[MATERIAL TO PROCESS start]

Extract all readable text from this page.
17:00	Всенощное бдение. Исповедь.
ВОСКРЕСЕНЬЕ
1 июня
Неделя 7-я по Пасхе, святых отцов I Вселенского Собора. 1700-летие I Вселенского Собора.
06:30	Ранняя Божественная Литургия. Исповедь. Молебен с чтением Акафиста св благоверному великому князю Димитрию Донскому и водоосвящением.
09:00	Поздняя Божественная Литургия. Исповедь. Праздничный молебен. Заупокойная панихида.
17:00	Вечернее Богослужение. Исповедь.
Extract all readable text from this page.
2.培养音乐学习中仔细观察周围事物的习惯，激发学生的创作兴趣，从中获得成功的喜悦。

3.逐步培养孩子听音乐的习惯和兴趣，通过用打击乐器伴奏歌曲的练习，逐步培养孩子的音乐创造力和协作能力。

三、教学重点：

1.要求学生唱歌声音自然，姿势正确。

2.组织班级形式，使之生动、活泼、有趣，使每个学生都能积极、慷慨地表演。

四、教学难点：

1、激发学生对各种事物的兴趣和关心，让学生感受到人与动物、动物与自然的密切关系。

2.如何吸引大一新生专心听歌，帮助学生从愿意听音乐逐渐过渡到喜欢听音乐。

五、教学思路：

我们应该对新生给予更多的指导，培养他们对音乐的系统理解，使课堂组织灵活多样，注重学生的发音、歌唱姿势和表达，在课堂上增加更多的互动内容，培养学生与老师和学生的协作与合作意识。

[MATERIAL TO PROCESS end]

> **THE REQUEST**:
Using the data above, output each line exactly.

> **RESULT FOR THIS EXERCISE**:
Extract all readable text from this page.
17:00	Всенощное бдение. Исповедь.
ВОСКРЕСЕНЬЕ
1 июня
Неделя 7-я по Пасхе, святых отцов I Вселенского Собора. 1700-летие I Вселенского Собора.
06:30	Ранняя Божественная Литургия. Исповедь. Молебен с чтением Акафиста св благоверному великому князю Димитрию Донскому и водоосвящением.
09:00	Поздняя Божественная Литургия. Исповедь. Праздничный молебен. Заупокойная панихида.
17:00	Вечернее Богослужение. Исповедь.
Extract all readable text from this page.
2.培养音乐学习中仔细观察周围事物的习惯，激发学生的创作兴趣，从中获得成功的喜悦。

3.逐步培养孩子听音乐的习惯和兴趣，通过用打击乐器伴奏歌曲的练习，逐步培养孩子的音乐创造力和协作能力。

三、教学重点：

1.要求学生唱歌声音自然，姿势正确。

2.组织班级形式，使之生动、活泼、有趣，使每个学生都能积极、慷慨地表演。

四、教学难点：

1、激发学生对各种事物的兴趣和关心，让学生感受到人与动物、动物与自然的密切关系。

2.如何吸引大一新生专心听歌，帮助学生从愿意听音乐逐渐过渡到喜欢听音乐。

五、教学思路：

我们应该对新生给予更多的指导，培养他们对音乐的系统理解，使课堂组织灵活多样，注重学生的发音、歌唱姿势和表达，在课堂上增加更多的互动内容，培养学生与老师和学生的协作与合作意识。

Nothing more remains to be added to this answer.